→ **WHAT YOU ARE ASKED TO DO**
Tally all lines containing the word "成品清洗". Give the number alone.

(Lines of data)

————————

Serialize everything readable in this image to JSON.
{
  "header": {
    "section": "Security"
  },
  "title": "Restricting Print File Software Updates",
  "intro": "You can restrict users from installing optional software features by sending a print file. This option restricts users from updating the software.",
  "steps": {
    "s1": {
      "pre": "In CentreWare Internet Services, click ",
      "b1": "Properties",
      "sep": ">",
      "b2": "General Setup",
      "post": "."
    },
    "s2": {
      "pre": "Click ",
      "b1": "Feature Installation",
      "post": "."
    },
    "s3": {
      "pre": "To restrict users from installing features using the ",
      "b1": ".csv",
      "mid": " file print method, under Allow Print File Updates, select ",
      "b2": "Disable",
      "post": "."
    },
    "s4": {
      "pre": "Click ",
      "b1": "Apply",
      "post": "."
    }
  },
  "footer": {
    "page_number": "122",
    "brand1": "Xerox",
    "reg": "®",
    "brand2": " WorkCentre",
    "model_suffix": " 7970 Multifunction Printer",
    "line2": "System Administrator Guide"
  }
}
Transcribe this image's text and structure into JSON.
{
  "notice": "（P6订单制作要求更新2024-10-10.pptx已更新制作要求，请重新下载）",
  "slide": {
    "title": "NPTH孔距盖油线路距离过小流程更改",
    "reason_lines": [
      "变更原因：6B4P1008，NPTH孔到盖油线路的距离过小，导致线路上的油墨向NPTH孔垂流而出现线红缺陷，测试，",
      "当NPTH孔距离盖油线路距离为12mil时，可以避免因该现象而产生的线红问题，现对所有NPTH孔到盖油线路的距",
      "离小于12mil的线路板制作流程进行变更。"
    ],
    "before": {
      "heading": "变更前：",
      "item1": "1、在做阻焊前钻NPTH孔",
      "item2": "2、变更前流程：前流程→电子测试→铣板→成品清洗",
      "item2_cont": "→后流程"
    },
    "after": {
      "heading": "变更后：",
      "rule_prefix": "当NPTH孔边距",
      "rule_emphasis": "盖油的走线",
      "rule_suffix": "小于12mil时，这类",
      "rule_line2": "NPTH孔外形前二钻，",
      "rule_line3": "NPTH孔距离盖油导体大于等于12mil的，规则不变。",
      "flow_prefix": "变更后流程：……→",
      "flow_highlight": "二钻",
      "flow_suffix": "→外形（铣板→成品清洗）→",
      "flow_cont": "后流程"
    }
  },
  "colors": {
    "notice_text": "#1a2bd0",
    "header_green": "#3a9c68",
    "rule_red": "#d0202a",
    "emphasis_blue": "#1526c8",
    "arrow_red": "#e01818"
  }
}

————————

→ **COMPLETE ANSWER**
2